Stated exercise: The entries below should be quoted exactly, with no pictures carried over.

>> start Recorded data

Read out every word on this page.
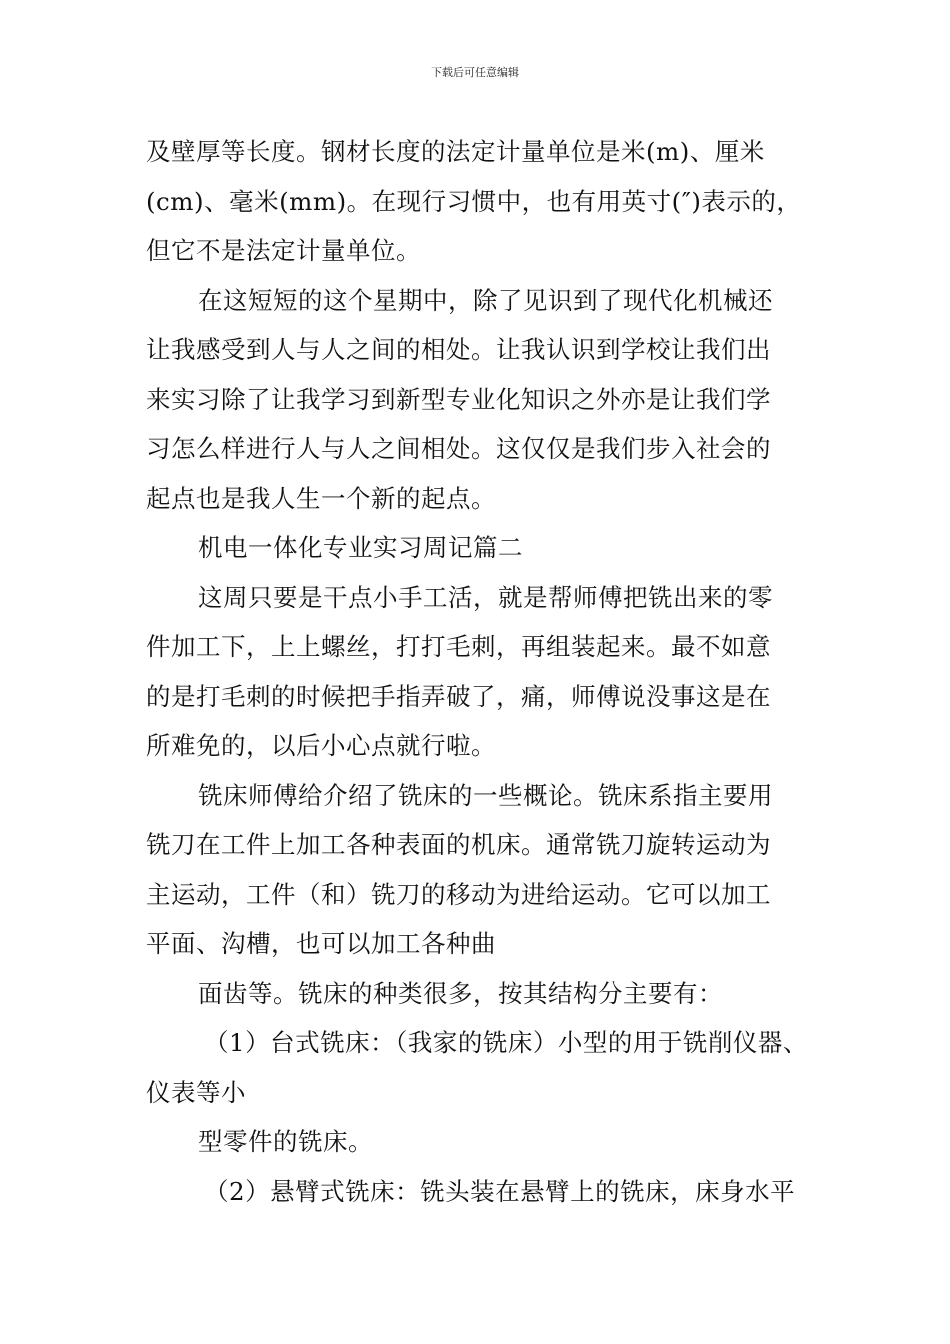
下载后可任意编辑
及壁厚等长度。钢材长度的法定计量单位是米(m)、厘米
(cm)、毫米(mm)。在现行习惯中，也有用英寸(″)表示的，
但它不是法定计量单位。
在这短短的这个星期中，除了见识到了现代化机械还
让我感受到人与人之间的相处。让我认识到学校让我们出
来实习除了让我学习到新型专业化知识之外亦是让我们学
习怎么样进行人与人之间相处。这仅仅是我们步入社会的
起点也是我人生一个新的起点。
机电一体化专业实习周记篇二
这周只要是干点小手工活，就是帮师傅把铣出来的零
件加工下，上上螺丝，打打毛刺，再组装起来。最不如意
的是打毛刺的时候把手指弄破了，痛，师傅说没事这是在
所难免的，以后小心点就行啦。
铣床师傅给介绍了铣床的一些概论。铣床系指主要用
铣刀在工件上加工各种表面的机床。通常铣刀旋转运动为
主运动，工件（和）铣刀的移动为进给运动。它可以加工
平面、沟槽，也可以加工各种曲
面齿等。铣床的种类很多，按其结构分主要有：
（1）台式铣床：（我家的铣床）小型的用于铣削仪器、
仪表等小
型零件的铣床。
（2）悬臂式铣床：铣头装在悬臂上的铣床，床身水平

>> end Recorded data

Task response:
Read out every word on this page.
下载后可任意编辑
及壁厚等长度。钢材长度的法定计量单位是米(m)、厘米
(cm)、毫米(mm)。在现行习惯中，也有用英寸(″)表示的，
但它不是法定计量单位。
在这短短的这个星期中，除了见识到了现代化机械还
让我感受到人与人之间的相处。让我认识到学校让我们出
来实习除了让我学习到新型专业化知识之外亦是让我们学
习怎么样进行人与人之间相处。这仅仅是我们步入社会的
起点也是我人生一个新的起点。
机电一体化专业实习周记篇二
这周只要是干点小手工活，就是帮师傅把铣出来的零
件加工下，上上螺丝，打打毛刺，再组装起来。最不如意
的是打毛刺的时候把手指弄破了，痛，师傅说没事这是在
所难免的，以后小心点就行啦。
铣床师傅给介绍了铣床的一些概论。铣床系指主要用
铣刀在工件上加工各种表面的机床。通常铣刀旋转运动为
主运动，工件（和）铣刀的移动为进给运动。它可以加工
平面、沟槽，也可以加工各种曲
面齿等。铣床的种类很多，按其结构分主要有：
（1）台式铣床：（我家的铣床）小型的用于铣削仪器、
仪表等小
型零件的铣床。
（2）悬臂式铣床：铣头装在悬臂上的铣床，床身水平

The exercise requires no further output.